# Work to complete
Copy the entries word for word, from the first line through the line containing "org-node xyxy=(42,216,78,276)".

# Supplied entries
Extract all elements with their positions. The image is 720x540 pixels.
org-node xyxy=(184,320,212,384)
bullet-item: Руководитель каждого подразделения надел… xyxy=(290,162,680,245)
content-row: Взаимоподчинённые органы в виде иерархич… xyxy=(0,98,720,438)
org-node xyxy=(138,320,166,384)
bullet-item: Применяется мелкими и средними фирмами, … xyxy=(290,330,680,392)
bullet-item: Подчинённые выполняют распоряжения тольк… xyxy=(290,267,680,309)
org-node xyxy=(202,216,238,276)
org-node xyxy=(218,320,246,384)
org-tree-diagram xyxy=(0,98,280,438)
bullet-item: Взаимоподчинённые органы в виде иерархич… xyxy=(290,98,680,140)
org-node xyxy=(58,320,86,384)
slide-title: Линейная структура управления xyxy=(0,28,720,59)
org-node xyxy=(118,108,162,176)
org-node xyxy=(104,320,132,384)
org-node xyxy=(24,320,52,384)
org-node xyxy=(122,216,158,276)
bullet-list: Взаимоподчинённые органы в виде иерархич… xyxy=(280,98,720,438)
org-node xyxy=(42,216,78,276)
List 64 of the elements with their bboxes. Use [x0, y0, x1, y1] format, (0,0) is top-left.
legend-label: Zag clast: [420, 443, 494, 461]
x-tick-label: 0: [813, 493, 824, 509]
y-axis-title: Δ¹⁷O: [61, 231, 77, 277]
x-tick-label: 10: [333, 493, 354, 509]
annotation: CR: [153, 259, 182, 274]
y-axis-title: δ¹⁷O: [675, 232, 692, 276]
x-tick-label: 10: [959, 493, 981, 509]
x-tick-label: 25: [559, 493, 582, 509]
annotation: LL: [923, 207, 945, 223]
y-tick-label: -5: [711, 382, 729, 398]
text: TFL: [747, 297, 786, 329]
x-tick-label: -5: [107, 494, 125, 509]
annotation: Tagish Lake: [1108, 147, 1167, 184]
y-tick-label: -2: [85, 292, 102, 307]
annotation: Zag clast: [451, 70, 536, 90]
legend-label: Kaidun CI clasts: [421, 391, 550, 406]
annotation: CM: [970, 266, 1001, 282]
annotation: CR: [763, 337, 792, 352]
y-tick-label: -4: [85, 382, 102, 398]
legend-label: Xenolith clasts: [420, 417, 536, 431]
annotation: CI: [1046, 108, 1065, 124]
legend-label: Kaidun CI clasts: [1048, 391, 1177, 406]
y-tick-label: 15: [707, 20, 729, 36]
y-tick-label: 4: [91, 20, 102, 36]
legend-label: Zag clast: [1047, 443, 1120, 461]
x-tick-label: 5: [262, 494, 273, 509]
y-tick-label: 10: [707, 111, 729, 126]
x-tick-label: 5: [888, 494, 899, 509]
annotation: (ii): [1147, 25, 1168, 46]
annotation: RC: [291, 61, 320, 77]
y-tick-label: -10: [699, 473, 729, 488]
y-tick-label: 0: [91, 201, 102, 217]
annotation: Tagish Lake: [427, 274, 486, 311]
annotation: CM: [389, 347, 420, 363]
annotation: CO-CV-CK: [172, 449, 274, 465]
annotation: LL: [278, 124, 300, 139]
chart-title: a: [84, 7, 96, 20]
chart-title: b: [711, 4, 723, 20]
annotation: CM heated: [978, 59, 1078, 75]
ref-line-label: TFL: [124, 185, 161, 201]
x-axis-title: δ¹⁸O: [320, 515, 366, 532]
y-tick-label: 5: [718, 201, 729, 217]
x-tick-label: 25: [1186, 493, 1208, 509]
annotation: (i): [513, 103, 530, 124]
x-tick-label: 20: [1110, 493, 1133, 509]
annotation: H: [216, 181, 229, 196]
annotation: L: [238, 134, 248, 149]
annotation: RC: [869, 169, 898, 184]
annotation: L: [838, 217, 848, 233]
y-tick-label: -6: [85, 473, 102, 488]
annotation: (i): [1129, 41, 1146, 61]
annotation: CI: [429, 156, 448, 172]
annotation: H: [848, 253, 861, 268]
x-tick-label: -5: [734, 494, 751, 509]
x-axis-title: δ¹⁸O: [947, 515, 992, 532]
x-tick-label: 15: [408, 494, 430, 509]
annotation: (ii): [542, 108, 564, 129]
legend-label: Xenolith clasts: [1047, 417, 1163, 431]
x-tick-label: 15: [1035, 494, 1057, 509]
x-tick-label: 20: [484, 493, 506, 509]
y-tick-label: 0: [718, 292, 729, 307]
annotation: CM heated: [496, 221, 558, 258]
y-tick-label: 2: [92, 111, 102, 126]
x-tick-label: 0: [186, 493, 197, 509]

# Response for this exercise
Extract all elements with their positions. The image is 720x540 pixels.
org-node xyxy=(184,320,212,384)
bullet-item: Руководитель каждого подразделения надел… xyxy=(290,162,680,245)
content-row: Взаимоподчинённые органы в виде иерархич… xyxy=(0,98,720,438)
org-node xyxy=(138,320,166,384)
bullet-item: Применяется мелкими и средними фирмами, … xyxy=(290,330,680,392)
bullet-item: Подчинённые выполняют распоряжения тольк… xyxy=(290,267,680,309)
org-node xyxy=(202,216,238,276)
org-node xyxy=(218,320,246,384)
org-tree-diagram xyxy=(0,98,280,438)
bullet-item: Взаимоподчинённые органы в виде иерархич… xyxy=(290,98,680,140)
org-node xyxy=(58,320,86,384)
slide-title: Линейная структура управления xyxy=(0,28,720,59)
org-node xyxy=(118,108,162,176)
org-node xyxy=(104,320,132,384)
org-node xyxy=(24,320,52,384)
org-node xyxy=(122,216,158,276)
bullet-list: Взаимоподчинённые органы в виде иерархич… xyxy=(280,98,720,438)
org-node xyxy=(42,216,78,276)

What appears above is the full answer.